**Job**. Repeat all of the data precisely.

Figure record listings
'''

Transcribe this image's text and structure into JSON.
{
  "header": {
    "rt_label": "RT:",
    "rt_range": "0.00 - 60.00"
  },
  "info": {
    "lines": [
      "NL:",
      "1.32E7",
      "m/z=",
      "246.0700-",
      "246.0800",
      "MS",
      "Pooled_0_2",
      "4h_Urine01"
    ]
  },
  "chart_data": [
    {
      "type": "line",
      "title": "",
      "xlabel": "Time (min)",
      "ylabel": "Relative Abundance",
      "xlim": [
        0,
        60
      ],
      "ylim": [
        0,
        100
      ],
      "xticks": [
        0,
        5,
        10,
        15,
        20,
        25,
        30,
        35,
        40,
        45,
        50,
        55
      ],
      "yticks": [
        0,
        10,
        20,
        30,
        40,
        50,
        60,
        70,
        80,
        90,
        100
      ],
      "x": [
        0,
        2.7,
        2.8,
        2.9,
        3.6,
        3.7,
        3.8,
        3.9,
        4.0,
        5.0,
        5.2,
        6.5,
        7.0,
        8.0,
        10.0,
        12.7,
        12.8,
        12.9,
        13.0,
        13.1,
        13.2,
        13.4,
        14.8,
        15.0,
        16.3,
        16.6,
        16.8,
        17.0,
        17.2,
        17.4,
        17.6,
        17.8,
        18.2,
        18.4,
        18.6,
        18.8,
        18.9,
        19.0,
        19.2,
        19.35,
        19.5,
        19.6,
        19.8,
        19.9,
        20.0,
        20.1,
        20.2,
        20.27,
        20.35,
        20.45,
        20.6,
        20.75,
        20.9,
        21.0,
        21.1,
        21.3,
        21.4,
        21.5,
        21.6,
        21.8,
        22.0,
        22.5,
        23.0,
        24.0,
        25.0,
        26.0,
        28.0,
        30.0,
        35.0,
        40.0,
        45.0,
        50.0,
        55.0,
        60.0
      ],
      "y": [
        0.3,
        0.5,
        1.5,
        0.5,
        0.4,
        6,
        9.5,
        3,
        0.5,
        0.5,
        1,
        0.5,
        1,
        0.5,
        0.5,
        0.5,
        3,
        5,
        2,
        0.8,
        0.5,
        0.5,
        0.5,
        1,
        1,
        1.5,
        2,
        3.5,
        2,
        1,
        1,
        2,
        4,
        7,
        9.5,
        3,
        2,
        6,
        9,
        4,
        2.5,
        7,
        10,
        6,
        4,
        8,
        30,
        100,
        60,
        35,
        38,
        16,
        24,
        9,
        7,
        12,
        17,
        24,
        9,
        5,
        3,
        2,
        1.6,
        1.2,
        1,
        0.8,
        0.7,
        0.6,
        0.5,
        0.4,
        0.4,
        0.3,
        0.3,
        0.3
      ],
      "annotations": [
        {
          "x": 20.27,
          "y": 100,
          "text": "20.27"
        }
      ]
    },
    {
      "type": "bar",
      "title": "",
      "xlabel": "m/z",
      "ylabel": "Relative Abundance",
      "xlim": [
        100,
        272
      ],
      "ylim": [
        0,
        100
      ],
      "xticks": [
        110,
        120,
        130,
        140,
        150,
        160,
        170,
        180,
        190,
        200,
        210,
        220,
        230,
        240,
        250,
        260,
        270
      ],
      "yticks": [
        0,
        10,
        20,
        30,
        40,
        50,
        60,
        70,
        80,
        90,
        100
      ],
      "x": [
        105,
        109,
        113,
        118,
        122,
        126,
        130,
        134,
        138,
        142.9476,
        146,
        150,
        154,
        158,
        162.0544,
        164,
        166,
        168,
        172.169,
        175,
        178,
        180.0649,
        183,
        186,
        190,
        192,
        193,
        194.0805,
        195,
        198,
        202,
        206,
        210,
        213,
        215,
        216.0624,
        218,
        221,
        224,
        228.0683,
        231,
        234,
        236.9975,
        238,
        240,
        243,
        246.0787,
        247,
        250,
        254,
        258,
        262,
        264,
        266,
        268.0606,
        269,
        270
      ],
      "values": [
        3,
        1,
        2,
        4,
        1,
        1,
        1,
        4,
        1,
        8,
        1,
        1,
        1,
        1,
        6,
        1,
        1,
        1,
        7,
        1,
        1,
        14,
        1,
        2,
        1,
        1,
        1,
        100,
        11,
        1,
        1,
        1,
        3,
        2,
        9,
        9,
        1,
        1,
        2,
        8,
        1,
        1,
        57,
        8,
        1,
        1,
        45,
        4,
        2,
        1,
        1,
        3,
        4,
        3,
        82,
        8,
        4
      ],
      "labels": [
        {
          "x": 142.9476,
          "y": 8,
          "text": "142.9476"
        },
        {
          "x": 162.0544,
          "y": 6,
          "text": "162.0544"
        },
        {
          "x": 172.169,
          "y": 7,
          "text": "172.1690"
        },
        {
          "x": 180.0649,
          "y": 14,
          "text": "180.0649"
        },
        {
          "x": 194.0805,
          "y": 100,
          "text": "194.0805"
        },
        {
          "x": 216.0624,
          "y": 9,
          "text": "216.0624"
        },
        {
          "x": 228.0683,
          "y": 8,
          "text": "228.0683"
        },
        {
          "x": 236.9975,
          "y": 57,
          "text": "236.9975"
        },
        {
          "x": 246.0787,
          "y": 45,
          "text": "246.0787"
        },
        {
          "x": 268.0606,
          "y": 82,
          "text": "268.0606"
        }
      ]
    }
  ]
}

'''

**Output**.
Transcribe this image's text and structure into JSON.
{
  "header": {
    "rt_label": "RT:",
    "rt_range": "0.00 - 60.00"
  },
  "info": {
    "lines": [
      "NL:",
      "1.32E7",
      "m/z=",
      "246.0700-",
      "246.0800",
      "MS",
      "Pooled_0_2",
      "4h_Urine01"
    ]
  },
  "chart_data": [
    {
      "type": "line",
      "title": "",
      "xlabel": "Time (min)",
      "ylabel": "Relative Abundance",
      "xlim": [
        0,
        60
      ],
      "ylim": [
        0,
        100
      ],
      "xticks": [
        0,
        5,
        10,
        15,
        20,
        25,
        30,
        35,
        40,
        45,
        50,
        55
      ],
      "yticks": [
        0,
        10,
        20,
        30,
        40,
        50,
        60,
        70,
        80,
        90,
        100
      ],
      "x": [
        0,
        2.7,
        2.8,
        2.9,
        3.6,
        3.7,
        3.8,
        3.9,
        4.0,
        5.0,
        5.2,
        6.5,
        7.0,
        8.0,
        10.0,
        12.7,
        12.8,
        12.9,
        13.0,
        13.1,
        13.2,
        13.4,
        14.8,
        15.0,
        16.3,
        16.6,
        16.8,
        17.0,
        17.2,
        17.4,
        17.6,
        17.8,
        18.2,
        18.4,
        18.6,
        18.8,
        18.9,
        19.0,
        19.2,
        19.35,
        19.5,
        19.6,
        19.8,
        19.9,
        20.0,
        20.1,
        20.2,
        20.27,
        20.35,
        20.45,
        20.6,
        20.75,
        20.9,
        21.0,
        21.1,
        21.3,
        21.4,
        21.5,
        21.6,
        21.8,
        22.0,
        22.5,
        23.0,
        24.0,
        25.0,
        26.0,
        28.0,
        30.0,
        35.0,
        40.0,
        45.0,
        50.0,
        55.0,
        60.0
      ],
      "y": [
        0.3,
        0.5,
        1.5,
        0.5,
        0.4,
        6,
        9.5,
        3,
        0.5,
        0.5,
        1,
        0.5,
        1,
        0.5,
        0.5,
        0.5,
        3,
        5,
        2,
        0.8,
        0.5,
        0.5,
        0.5,
        1,
        1,
        1.5,
        2,
        3.5,
        2,
        1,
        1,
        2,
        4,
        7,
        9.5,
        3,
        2,
        6,
        9,
        4,
        2.5,
        7,
        10,
        6,
        4,
        8,
        30,
        100,
        60,
        35,
        38,
        16,
        24,
        9,
        7,
        12,
        17,
        24,
        9,
        5,
        3,
        2,
        1.6,
        1.2,
        1,
        0.8,
        0.7,
        0.6,
        0.5,
        0.4,
        0.4,
        0.3,
        0.3,
        0.3
      ],
      "annotations": [
        {
          "x": 20.27,
          "y": 100,
          "text": "20.27"
        }
      ]
    },
    {
      "type": "bar",
      "title": "",
      "xlabel": "m/z",
      "ylabel": "Relative Abundance",
      "xlim": [
        100,
        272
      ],
      "ylim": [
        0,
        100
      ],
      "xticks": [
        110,
        120,
        130,
        140,
        150,
        160,
        170,
        180,
        190,
        200,
        210,
        220,
        230,
        240,
        250,
        260,
        270
      ],
      "yticks": [
        0,
        10,
        20,
        30,
        40,
        50,
        60,
        70,
        80,
        90,
        100
      ],
      "x": [
        105,
        109,
        113,
        118,
        122,
        126,
        130,
        134,
        138,
        142.9476,
        146,
        150,
        154,
        158,
        162.0544,
        164,
        166,
        168,
        172.169,
        175,
        178,
        180.0649,
        183,
        186,
        190,
        192,
        193,
        194.0805,
        195,
        198,
        202,
        206,
        210,
        213,
        215,
        216.0624,
        218,
        221,
        224,
        228.0683,
        231,
        234,
        236.9975,
        238,
        240,
        243,
        246.0787,
        247,
        250,
        254,
        258,
        262,
        264,
        266,
        268.0606,
        269,
        270
      ],
      "values": [
        3,
        1,
        2,
        4,
        1,
        1,
        1,
        4,
        1,
        8,
        1,
        1,
        1,
        1,
        6,
        1,
        1,
        1,
        7,
        1,
        1,
        14,
        1,
        2,
        1,
        1,
        1,
        100,
        11,
        1,
        1,
        1,
        3,
        2,
        9,
        9,
        1,
        1,
        2,
        8,
        1,
        1,
        57,
        8,
        1,
        1,
        45,
        4,
        2,
        1,
        1,
        3,
        4,
        3,
        82,
        8,
        4
      ],
      "labels": [
        {
          "x": 142.9476,
          "y": 8,
          "text": "142.9476"
        },
        {
          "x": 162.0544,
          "y": 6,
          "text": "162.0544"
        },
        {
          "x": 172.169,
          "y": 7,
          "text": "172.1690"
        },
        {
          "x": 180.0649,
          "y": 14,
          "text": "180.0649"
        },
        {
          "x": 194.0805,
          "y": 100,
          "text": "194.0805"
        },
        {
          "x": 216.0624,
          "y": 9,
          "text": "216.0624"
        },
        {
          "x": 228.0683,
          "y": 8,
          "text": "228.0683"
        },
        {
          "x": 236.9975,
          "y": 57,
          "text": "236.9975"
        },
        {
          "x": 246.0787,
          "y": 45,
          "text": "246.0787"
        },
        {
          "x": 268.0606,
          "y": 82,
          "text": "268.0606"
        }
      ]
    }
  ]
}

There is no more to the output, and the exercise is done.